## GIVEN PROBLEM
Transcribe the lines below verbatim, skipping the images.

[Data items]
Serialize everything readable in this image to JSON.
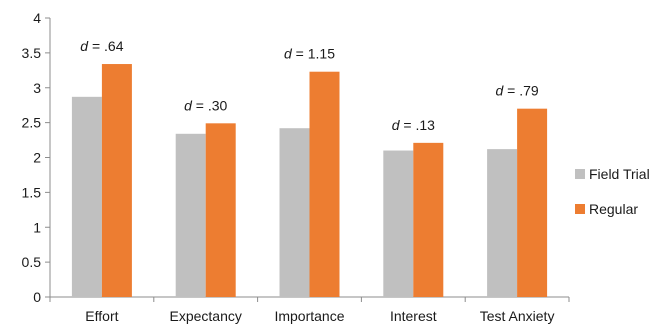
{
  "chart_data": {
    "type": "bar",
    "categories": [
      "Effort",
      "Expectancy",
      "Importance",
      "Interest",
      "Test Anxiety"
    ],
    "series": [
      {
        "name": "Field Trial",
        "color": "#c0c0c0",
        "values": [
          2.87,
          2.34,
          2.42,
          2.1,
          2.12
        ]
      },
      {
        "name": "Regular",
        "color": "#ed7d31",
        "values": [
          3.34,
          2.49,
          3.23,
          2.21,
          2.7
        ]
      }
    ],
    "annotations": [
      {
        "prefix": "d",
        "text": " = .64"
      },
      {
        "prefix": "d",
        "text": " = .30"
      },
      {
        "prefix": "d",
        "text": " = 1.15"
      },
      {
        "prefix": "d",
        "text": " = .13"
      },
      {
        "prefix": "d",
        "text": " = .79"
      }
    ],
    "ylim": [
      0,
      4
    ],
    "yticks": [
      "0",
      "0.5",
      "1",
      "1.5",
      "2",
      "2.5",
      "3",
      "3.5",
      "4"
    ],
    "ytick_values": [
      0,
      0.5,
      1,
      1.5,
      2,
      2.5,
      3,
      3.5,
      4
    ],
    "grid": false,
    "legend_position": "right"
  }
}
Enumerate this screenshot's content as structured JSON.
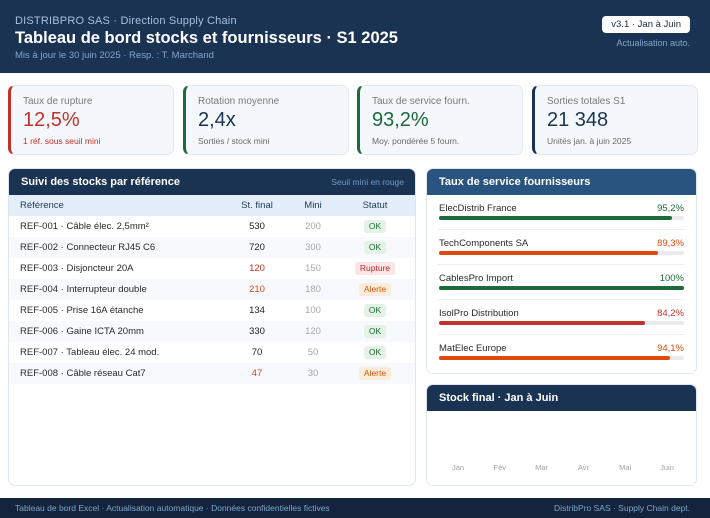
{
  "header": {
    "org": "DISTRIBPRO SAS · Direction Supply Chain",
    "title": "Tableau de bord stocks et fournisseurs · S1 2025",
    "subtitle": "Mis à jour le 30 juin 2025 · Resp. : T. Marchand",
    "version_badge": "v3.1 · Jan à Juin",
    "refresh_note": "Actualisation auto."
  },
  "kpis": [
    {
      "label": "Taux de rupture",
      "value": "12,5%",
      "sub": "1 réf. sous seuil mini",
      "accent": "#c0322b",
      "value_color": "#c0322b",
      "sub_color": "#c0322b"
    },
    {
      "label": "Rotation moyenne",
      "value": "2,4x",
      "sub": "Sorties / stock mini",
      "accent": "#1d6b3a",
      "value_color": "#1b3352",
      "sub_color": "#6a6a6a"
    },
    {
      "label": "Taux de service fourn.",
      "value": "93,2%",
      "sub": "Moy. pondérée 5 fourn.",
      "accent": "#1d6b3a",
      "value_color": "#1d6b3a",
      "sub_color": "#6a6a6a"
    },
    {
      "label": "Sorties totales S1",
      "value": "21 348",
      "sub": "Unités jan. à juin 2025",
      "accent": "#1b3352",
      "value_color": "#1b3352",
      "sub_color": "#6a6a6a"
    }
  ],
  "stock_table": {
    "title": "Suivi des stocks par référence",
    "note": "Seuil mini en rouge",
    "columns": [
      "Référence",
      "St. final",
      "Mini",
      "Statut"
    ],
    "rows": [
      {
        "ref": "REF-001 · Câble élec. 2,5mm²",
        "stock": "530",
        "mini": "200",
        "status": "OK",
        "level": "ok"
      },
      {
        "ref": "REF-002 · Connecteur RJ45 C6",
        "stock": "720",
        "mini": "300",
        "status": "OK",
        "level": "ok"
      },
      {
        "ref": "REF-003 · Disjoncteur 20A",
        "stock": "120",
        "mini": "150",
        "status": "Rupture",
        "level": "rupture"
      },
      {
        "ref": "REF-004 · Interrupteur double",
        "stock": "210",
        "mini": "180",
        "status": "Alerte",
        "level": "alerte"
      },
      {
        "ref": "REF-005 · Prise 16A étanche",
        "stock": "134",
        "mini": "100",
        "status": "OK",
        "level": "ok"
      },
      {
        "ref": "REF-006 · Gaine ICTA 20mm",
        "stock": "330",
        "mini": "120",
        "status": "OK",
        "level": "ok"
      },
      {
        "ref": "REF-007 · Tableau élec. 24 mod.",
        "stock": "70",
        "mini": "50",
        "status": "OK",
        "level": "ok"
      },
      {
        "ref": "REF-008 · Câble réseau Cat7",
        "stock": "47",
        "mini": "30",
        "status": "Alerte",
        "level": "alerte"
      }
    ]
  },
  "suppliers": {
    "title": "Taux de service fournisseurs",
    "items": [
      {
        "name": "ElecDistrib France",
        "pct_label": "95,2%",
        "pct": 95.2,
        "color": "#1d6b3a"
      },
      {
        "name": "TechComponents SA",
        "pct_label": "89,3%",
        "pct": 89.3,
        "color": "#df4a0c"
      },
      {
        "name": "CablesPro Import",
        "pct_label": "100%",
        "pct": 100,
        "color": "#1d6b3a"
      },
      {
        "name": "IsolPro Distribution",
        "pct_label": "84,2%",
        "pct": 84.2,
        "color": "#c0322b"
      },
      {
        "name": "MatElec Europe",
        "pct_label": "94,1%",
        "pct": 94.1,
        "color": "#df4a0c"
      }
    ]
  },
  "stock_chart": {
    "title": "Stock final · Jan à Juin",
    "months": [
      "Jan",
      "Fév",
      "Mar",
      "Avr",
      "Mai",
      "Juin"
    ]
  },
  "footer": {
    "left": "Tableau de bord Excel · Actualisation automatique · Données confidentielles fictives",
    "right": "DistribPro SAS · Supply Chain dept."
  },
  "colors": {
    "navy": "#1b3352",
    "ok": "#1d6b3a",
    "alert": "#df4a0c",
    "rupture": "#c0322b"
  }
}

## RESULT
Serialize everything readable in this image to JSON.
{
  "chart_data": {
    "type": "bar",
    "categories": [
      "Effort",
      "Expectancy",
      "Importance",
      "Interest",
      "Test Anxiety"
    ],
    "series": [
      {
        "name": "Field Trial",
        "color": "#c0c0c0",
        "values": [
          2.87,
          2.34,
          2.42,
          2.1,
          2.12
        ]
      },
      {
        "name": "Regular",
        "color": "#ed7d31",
        "values": [
          3.34,
          2.49,
          3.23,
          2.21,
          2.7
        ]
      }
    ],
    "annotations": [
      {
        "prefix": "d",
        "text": " = .64"
      },
      {
        "prefix": "d",
        "text": " = .30"
      },
      {
        "prefix": "d",
        "text": " = 1.15"
      },
      {
        "prefix": "d",
        "text": " = .13"
      },
      {
        "prefix": "d",
        "text": " = .79"
      }
    ],
    "ylim": [
      0,
      4
    ],
    "yticks": [
      "0",
      "0.5",
      "1",
      "1.5",
      "2",
      "2.5",
      "3",
      "3.5",
      "4"
    ],
    "ytick_values": [
      0,
      0.5,
      1,
      1.5,
      2,
      2.5,
      3,
      3.5,
      4
    ],
    "grid": false,
    "legend_position": "right"
  }
}
Enumerate this screenshot's content as structured JSON.
{
  "header": {
    "org": "DISTRIBPRO SAS · Direction Supply Chain",
    "title": "Tableau de bord stocks et fournisseurs · S1 2025",
    "subtitle": "Mis à jour le 30 juin 2025 · Resp. : T. Marchand",
    "version_badge": "v3.1 · Jan à Juin",
    "refresh_note": "Actualisation auto."
  },
  "kpis": [
    {
      "label": "Taux de rupture",
      "value": "12,5%",
      "sub": "1 réf. sous seuil mini",
      "accent": "#c0322b",
      "value_color": "#c0322b",
      "sub_color": "#c0322b"
    },
    {
      "label": "Rotation moyenne",
      "value": "2,4x",
      "sub": "Sorties / stock mini",
      "accent": "#1d6b3a",
      "value_color": "#1b3352",
      "sub_color": "#6a6a6a"
    },
    {
      "label": "Taux de service fourn.",
      "value": "93,2%",
      "sub": "Moy. pondérée 5 fourn.",
      "accent": "#1d6b3a",
      "value_color": "#1d6b3a",
      "sub_color": "#6a6a6a"
    },
    {
      "label": "Sorties totales S1",
      "value": "21 348",
      "sub": "Unités jan. à juin 2025",
      "accent": "#1b3352",
      "value_color": "#1b3352",
      "sub_color": "#6a6a6a"
    }
  ],
  "stock_table": {
    "title": "Suivi des stocks par référence",
    "note": "Seuil mini en rouge",
    "columns": [
      "Référence",
      "St. final",
      "Mini",
      "Statut"
    ],
    "rows": [
      {
        "ref": "REF-001 · Câble élec. 2,5mm²",
        "stock": "530",
        "mini": "200",
        "status": "OK",
        "level": "ok"
      },
      {
        "ref": "REF-002 · Connecteur RJ45 C6",
        "stock": "720",
        "mini": "300",
        "status": "OK",
        "level": "ok"
      },
      {
        "ref": "REF-003 · Disjoncteur 20A",
        "stock": "120",
        "mini": "150",
        "status": "Rupture",
        "level": "rupture"
      },
      {
        "ref": "REF-004 · Interrupteur double",
        "stock": "210",
        "mini": "180",
        "status": "Alerte",
        "level": "alerte"
      },
      {
        "ref": "REF-005 · Prise 16A étanche",
        "stock": "134",
        "mini": "100",
        "status": "OK",
        "level": "ok"
      },
      {
        "ref": "REF-006 · Gaine ICTA 20mm",
        "stock": "330",
        "mini": "120",
        "status": "OK",
        "level": "ok"
      },
      {
        "ref": "REF-007 · Tableau élec. 24 mod.",
        "stock": "70",
        "mini": "50",
        "status": "OK",
        "level": "ok"
      },
      {
        "ref": "REF-008 · Câble réseau Cat7",
        "stock": "47",
        "mini": "30",
        "status": "Alerte",
        "level": "alerte"
      }
    ]
  },
  "suppliers": {
    "title": "Taux de service fournisseurs",
    "items": [
      {
        "name": "ElecDistrib France",
        "pct_label": "95,2%",
        "pct": 95.2,
        "color": "#1d6b3a"
      },
      {
        "name": "TechComponents SA",
        "pct_label": "89,3%",
        "pct": 89.3,
        "color": "#df4a0c"
      },
      {
        "name": "CablesPro Import",
        "pct_label": "100%",
        "pct": 100,
        "color": "#1d6b3a"
      },
      {
        "name": "IsolPro Distribution",
        "pct_label": "84,2%",
        "pct": 84.2,
        "color": "#c0322b"
      },
      {
        "name": "MatElec Europe",
        "pct_label": "94,1%",
        "pct": 94.1,
        "color": "#df4a0c"
      }
    ]
  },
  "stock_chart": {
    "title": "Stock final · Jan à Juin",
    "months": [
      "Jan",
      "Fév",
      "Mar",
      "Avr",
      "Mai",
      "Juin"
    ]
  },
  "footer": {
    "left": "Tableau de bord Excel · Actualisation automatique · Données confidentielles fictives",
    "right": "DistribPro SAS · Supply Chain dept."
  },
  "colors": {
    "navy": "#1b3352",
    "ok": "#1d6b3a",
    "alert": "#df4a0c",
    "rupture": "#c0322b"
  }
}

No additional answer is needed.